Han-Wen> yes. Vertical positions are always measured from the center
Han-Wen> of the staff. (that's the only sane way, nice and symmetric).
In modal notation (which Lily doesn't handle yet), and in the 15th
century Mannerist notations, the number of staff lines can change from
time to time.. For example, in the FitzWilliam MS 168, page 314,
there's a 6 line staff that has an F clef on line 4, which turns into
a 7 line staff, without moving the clef (the extra line is above the staff).
(I'm not suggesting that Lily supports this, only to say that setting
clef positions based on counting lines from the bottom makes sense --
especially as a clef is always on a line, never on a space).
>> And surely a clef needs four parameters, anyway: -- the glyph --
>> which note it represents (currently only C F or G)
Han-Wen> the note that a clef represents follows from the glyph
Han-Wen> (otherwise, clefs would not be very useful, would they?)
This means that the correspondence glyph<->pitch is hardcoded
somewhere (Ah -- I've found it -- in the ScoreContext in engraver.ly)
All this is because the output of ancient-font.ly looks weird. And
I've found the answer --- for some reason in 1.3.137 \property
Staff.StaffSymbol \override #'line-count = #4 is ignored, so the clefs
arrive at a space instead of on the appropriate line.

Stored entries
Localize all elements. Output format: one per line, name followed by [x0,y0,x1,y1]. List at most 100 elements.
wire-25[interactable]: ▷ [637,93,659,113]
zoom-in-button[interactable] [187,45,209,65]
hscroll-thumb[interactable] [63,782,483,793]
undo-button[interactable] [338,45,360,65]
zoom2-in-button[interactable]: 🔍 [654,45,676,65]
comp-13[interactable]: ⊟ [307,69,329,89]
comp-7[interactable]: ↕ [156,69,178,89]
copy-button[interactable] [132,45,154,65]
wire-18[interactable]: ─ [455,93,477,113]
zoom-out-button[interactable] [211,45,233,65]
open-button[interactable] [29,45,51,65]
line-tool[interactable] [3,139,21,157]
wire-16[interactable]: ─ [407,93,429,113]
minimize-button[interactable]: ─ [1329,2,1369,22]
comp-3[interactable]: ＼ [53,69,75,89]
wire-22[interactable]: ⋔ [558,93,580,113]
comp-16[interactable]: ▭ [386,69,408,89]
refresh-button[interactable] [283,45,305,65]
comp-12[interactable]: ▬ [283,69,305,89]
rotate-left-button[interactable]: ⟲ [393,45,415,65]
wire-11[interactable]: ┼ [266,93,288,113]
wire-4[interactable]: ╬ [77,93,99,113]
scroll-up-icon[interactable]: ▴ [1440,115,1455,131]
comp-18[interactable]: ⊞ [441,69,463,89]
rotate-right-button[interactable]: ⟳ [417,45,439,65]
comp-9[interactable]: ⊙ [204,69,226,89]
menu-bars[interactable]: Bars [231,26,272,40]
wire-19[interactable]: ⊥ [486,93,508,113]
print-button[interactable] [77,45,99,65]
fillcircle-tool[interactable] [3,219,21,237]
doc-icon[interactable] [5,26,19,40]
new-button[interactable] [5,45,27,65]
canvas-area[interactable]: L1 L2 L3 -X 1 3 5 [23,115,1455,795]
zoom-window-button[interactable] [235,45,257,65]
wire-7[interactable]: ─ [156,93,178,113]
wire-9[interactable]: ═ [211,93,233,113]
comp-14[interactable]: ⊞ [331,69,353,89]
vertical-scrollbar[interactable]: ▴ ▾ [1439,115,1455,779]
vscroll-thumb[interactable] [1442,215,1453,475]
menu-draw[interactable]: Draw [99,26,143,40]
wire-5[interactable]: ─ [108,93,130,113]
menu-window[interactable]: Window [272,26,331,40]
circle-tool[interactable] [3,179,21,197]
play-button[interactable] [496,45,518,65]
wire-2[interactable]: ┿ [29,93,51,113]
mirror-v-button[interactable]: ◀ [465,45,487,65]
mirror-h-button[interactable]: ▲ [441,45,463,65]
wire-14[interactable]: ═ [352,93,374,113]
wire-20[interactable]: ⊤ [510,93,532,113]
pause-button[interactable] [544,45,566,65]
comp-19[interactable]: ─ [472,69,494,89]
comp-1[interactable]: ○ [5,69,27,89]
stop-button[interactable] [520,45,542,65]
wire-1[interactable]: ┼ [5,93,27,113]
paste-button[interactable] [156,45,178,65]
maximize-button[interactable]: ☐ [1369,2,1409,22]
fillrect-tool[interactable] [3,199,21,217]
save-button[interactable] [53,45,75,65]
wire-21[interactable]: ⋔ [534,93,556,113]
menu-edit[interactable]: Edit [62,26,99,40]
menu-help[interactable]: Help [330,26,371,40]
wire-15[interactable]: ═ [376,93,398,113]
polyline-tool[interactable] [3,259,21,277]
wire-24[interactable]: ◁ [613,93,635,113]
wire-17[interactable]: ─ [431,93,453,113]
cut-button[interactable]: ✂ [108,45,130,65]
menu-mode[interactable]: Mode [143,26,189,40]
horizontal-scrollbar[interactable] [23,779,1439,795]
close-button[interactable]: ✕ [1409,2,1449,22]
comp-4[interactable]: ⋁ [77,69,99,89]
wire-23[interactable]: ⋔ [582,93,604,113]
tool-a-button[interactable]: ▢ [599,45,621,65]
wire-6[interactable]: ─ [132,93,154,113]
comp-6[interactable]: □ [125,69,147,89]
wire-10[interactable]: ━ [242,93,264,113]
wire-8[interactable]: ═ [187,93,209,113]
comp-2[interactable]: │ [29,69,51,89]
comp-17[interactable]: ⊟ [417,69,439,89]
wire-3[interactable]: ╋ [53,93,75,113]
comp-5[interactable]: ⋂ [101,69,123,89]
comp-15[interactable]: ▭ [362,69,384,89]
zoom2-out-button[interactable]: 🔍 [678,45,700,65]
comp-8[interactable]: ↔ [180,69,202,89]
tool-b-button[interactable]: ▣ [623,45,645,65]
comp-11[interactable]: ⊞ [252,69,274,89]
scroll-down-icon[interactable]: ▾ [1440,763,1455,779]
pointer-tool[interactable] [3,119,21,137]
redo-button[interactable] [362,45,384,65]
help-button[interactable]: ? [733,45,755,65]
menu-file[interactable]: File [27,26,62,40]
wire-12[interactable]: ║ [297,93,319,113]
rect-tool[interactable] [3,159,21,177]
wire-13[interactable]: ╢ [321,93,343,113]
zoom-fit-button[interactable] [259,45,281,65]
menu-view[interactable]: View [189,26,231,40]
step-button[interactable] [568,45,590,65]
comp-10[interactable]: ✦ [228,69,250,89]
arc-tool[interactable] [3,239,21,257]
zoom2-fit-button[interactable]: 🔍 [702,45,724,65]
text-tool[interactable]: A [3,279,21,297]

## WHAT THE TASK ASKS
Quote the discussion of clef positions from "Han-Wen> the note" up to and including "ScoreContext in engraver.ly)". The stored entries are separate material, unrelated to the discussion of clef positions.

## ANSWER FOR THIS EXERCISE
Han-Wen> the note that a clef represents follows from the glyph
Han-Wen> (otherwise, clefs would not be very useful, would they?)
This means that the correspondence glyph<->pitch is hardcoded
somewhere (Ah -- I've found it -- in the ScoreContext in engraver.ly)